Which lines hold the string "carousel"? Copy every one of them.

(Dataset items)

::::::::::

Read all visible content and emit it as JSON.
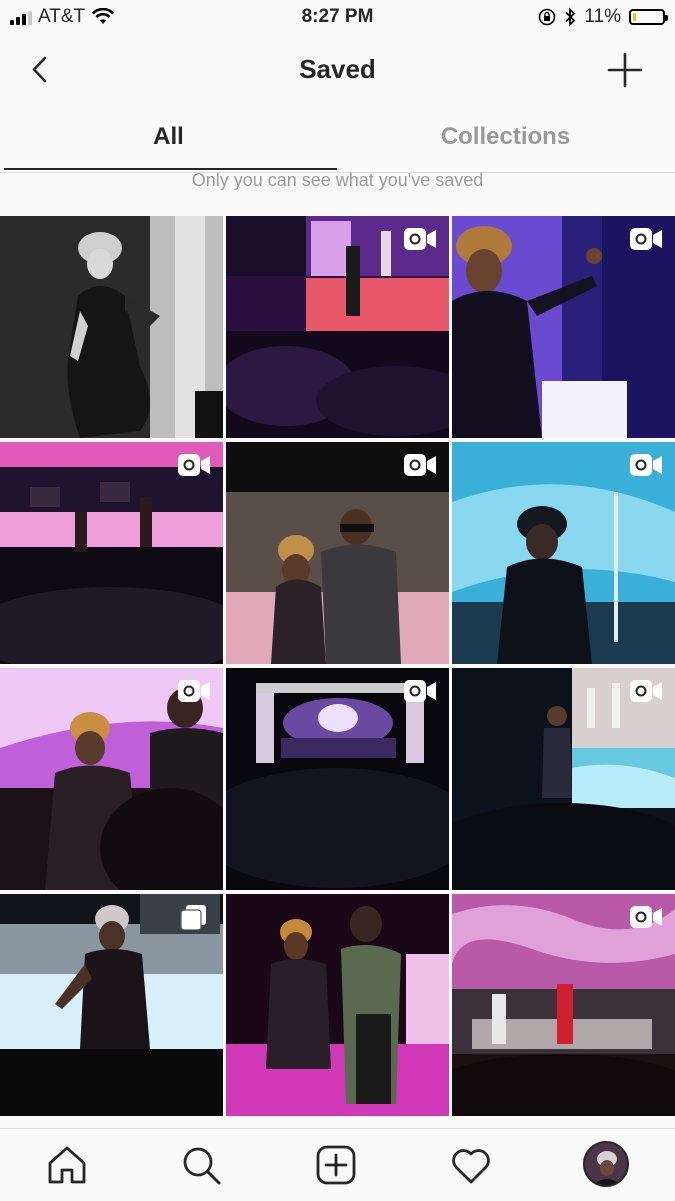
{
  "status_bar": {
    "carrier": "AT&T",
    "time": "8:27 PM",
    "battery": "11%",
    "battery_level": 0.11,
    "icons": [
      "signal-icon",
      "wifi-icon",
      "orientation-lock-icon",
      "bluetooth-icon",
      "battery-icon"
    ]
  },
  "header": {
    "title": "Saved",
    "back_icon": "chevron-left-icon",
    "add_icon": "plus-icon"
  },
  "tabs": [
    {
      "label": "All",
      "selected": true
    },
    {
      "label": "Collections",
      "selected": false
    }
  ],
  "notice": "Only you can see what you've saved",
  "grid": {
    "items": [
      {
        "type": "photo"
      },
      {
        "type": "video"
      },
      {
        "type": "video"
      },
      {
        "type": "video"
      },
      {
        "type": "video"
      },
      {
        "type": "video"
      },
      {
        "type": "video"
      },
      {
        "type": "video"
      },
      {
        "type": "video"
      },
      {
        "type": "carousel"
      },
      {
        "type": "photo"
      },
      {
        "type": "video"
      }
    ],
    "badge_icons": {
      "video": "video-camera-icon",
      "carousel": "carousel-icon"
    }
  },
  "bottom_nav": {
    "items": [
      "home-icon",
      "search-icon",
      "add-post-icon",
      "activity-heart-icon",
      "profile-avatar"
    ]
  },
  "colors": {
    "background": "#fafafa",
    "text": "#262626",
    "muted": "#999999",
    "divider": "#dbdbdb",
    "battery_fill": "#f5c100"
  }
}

::::::::::

Correct answer:
        "type": "carousel"
      "carousel": "carousel-icon"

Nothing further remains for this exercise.